→ Your task:
Present the following entries again, word for word and in full.

→ Data shown:

•••

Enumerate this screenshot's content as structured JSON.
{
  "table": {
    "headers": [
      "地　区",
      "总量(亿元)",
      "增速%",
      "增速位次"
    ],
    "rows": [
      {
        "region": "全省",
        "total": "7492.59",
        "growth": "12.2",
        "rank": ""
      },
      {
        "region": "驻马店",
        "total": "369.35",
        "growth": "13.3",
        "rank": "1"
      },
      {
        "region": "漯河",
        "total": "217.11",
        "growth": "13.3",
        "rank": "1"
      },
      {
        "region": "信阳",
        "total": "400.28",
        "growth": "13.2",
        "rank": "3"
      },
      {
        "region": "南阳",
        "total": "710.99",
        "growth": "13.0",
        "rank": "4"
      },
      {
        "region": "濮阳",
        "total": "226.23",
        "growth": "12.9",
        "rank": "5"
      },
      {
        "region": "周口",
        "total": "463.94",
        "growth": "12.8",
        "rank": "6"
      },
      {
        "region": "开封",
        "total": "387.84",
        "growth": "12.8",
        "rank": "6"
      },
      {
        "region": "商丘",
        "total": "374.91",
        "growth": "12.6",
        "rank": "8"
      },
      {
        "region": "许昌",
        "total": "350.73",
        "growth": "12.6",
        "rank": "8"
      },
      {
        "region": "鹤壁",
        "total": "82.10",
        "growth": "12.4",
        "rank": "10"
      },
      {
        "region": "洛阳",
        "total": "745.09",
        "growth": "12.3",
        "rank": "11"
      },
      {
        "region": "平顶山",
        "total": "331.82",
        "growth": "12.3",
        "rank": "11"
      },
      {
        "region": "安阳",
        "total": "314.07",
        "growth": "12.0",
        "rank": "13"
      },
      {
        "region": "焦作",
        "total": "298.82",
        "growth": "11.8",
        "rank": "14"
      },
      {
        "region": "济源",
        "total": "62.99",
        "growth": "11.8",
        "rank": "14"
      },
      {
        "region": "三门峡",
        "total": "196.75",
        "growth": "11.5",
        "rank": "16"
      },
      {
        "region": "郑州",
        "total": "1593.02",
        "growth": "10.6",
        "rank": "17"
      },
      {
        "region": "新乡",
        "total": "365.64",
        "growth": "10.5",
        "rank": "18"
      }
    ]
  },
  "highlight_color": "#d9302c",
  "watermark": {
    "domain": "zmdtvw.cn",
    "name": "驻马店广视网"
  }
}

•••

→ Result for this task:
Enumerate this screenshot's content as structured JSON.
{
  "table": {
    "headers": [
      "地　区",
      "总量(亿元)",
      "增速%",
      "增速位次"
    ],
    "rows": [
      {
        "region": "全省",
        "total": "7492.59",
        "growth": "12.2",
        "rank": ""
      },
      {
        "region": "驻马店",
        "total": "369.35",
        "growth": "13.3",
        "rank": "1"
      },
      {
        "region": "漯河",
        "total": "217.11",
        "growth": "13.3",
        "rank": "1"
      },
      {
        "region": "信阳",
        "total": "400.28",
        "growth": "13.2",
        "rank": "3"
      },
      {
        "region": "南阳",
        "total": "710.99",
        "growth": "13.0",
        "rank": "4"
      },
      {
        "region": "濮阳",
        "total": "226.23",
        "growth": "12.9",
        "rank": "5"
      },
      {
        "region": "周口",
        "total": "463.94",
        "growth": "12.8",
        "rank": "6"
      },
      {
        "region": "开封",
        "total": "387.84",
        "growth": "12.8",
        "rank": "6"
      },
      {
        "region": "商丘",
        "total": "374.91",
        "growth": "12.6",
        "rank": "8"
      },
      {
        "region": "许昌",
        "total": "350.73",
        "growth": "12.6",
        "rank": "8"
      },
      {
        "region": "鹤壁",
        "total": "82.10",
        "growth": "12.4",
        "rank": "10"
      },
      {
        "region": "洛阳",
        "total": "745.09",
        "growth": "12.3",
        "rank": "11"
      },
      {
        "region": "平顶山",
        "total": "331.82",
        "growth": "12.3",
        "rank": "11"
      },
      {
        "region": "安阳",
        "total": "314.07",
        "growth": "12.0",
        "rank": "13"
      },
      {
        "region": "焦作",
        "total": "298.82",
        "growth": "11.8",
        "rank": "14"
      },
      {
        "region": "济源",
        "total": "62.99",
        "growth": "11.8",
        "rank": "14"
      },
      {
        "region": "三门峡",
        "total": "196.75",
        "growth": "11.5",
        "rank": "16"
      },
      {
        "region": "郑州",
        "total": "1593.02",
        "growth": "10.6",
        "rank": "17"
      },
      {
        "region": "新乡",
        "total": "365.64",
        "growth": "10.5",
        "rank": "18"
      }
    ]
  },
  "highlight_color": "#d9302c",
  "watermark": {
    "domain": "zmdtvw.cn",
    "name": "驻马店广视网"
  }
}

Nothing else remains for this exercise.